Directions: Gather every line below where "inner" appears.

■ ■ ■

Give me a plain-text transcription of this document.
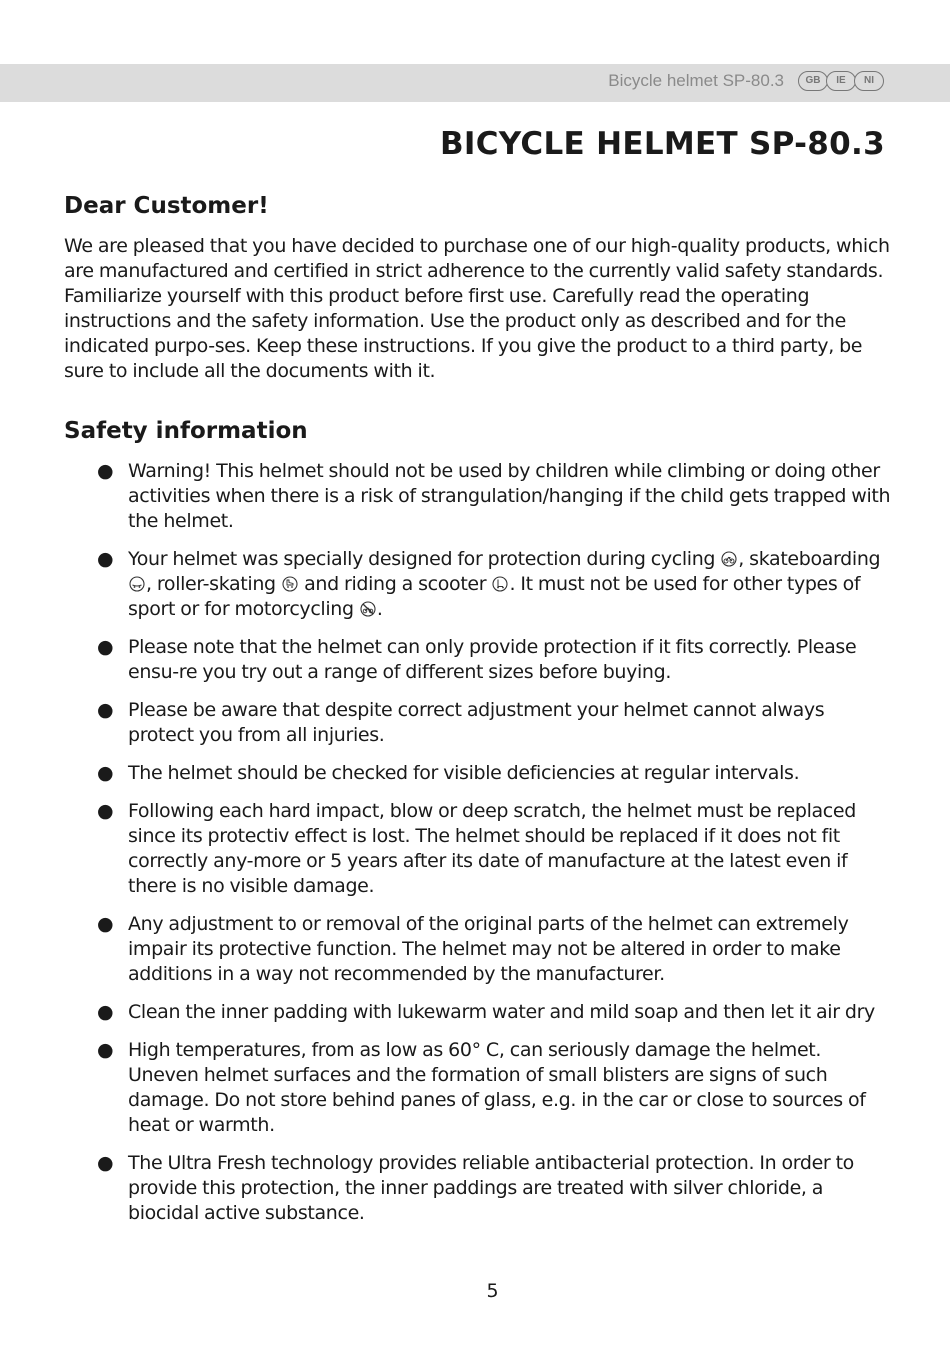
Bicycle helmet SP-80.3	GB	IE	NI
BICYCLE HELMET SP-80.3
Dear Customer!

We are pleased that you have decided to purchase one of our high-quality products, which are manufactured and certified in strict adherence to the currently valid safety standards. Familiarize yourself with this product before first use. Carefully read the operating instructions and the safety information. Use the product only as described and for the indicated purpo-ses. Keep these instructions. If you give the product to a third party, be sure to include all the documents with it.

Safety information
● Warning! This helmet should not be used by children while climbing or doing other activities when there is a risk of strangulation/hanging if the child gets trapped with the helmet.
● Your helmet was specially designed for protection during cycling , skateboarding , roller-skating  and riding a scooter . It must not be used for other types of sport or for motorcycling .
● Please note that the helmet can only provide protection if it fits correctly. Please ensu-re you try out a range of different sizes before buying.
● Please be aware that despite correct adjustment your helmet cannot always protect you from all injuries.
● The helmet should be checked for visible deficiencies at regular intervals.
● Following each hard impact, blow or deep scratch, the helmet must be replaced since its protectiv effect is lost. The helmet should be replaced if it does not fit correctly any-more or 5 years after its date of manufacture at the latest even if there is no visible damage.
● Any adjustment to or removal of the original parts of the helmet can extremely impair its protective function. The helmet may not be altered in order to make additions in a way not recommended by the manufacturer.
● Clean the inner padding with lukewarm water and mild soap and then let it air dry
● High temperatures, from as low as 60° C, can seriously damage the helmet. Uneven helmet surfaces and the formation of small blisters are signs of such damage. Do not store behind panes of glass, e.g. in the car or close to sources of heat or warmth.
● The Ultra Fresh technology provides reliable antibacterial protection. In order to provide this protection, the inner paddings are treated with silver chloride, a biocidal active substance.
5
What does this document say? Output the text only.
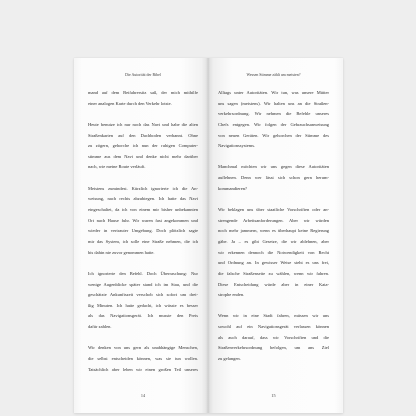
Die Autorität der Bibel
mand auf dem Beifahrersitz saß, der mich mithilfe
einer analogen Karte durch den Verkehr lotste.
Heute benutze ich nur noch das Navi und habe die alten
Straßenkarten auf den Dachboden verbannt. Ohne
zu zögern, gehorche ich nun der ruhigen Computer-
stimme aus dem Navi und denke nicht mehr darüber
nach, wie meine Route verläuft.
Meistens zumindest. Kürzlich ignorierte ich die An-
weisung, nach rechts abzubiegen. Ich hatte das Navi
eingeschaltet, da ich von einem mir bisher unbekannten
Ort nach Hause fuhr. Wir waren fast angekommen und
wieder in vertrauter Umgebung. Doch plötzlich sagte
mir das System, ich solle eine Straße nehmen, die ich
bis dahin nie zuvor genommen hatte.
Ich ignorierte den Befehl. Doch Überraschung: Nur
wenige Augenblicke später stand ich im Stau, und die
geschätzte Ankunftszeit verschob sich sofort um drei-
ßig Minuten. Ich hatte gedacht, ich wüsste es besser
als das Navigationsgerät. Ich musste den Preis
dafür zahlen.
Wir denken von uns gern als unabhängige Menschen,
die selbst entscheiden können, was sie tun wollen.
Tatsächlich aber leben wir einen großen Teil unseres
14
Wessen Stimme zählt am meisten?
Alltags unter Autoritäten. Wir tun, was unsere Mütter
uns sagen (meistens). Wir halten uns an die Straßen-
verkehrsordnung. Wir nehmen die Befehle unseres
Chefs entgegen. Wir folgen der Gebrauchsanweisung
von neuen Geräten. Wir gehorchen der Stimme des
Navigationssystems.
Manchmal möchten wir uns gegen diese Autoritäten
auflehnen. Denn wer lässt sich schon gern herum-
kommandieren?
Wir beklagen uns über staatliche Vorschriften oder an-
strengende Arbeitsanforderungen. Aber wir würden
noch mehr jammern, wenn es überhaupt keine Regierung
gäbe. Ja – es gibt Gesetze, die wir ablehnen, aber
wir erkennen dennoch die Notwendigkeit von Recht
und Ordnung an. In gewisser Weise steht es uns frei,
die falsche Straßenseite zu wählen, wenn wir fahren.
Diese Entscheidung würde aber in einer Kata-
strophe enden.
Wenn wir in eine Stadt fahren, müssen wir uns
sowohl auf ein Navigationsgerät verlassen können
als auch darauf, dass wir Vorschriften und die
Straßenverkehrsordnung befolgen, um ans Ziel
zu gelangen.
15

■ ■ ■

Reply to the task:
● Clean the inner padding with lukewarm water and mild soap and then let it air dry
● The Ultra Fresh technology provides reliable antibacterial protection. In order to provide this protection, the inner paddings are treated with silver chloride, a biocidal active substance.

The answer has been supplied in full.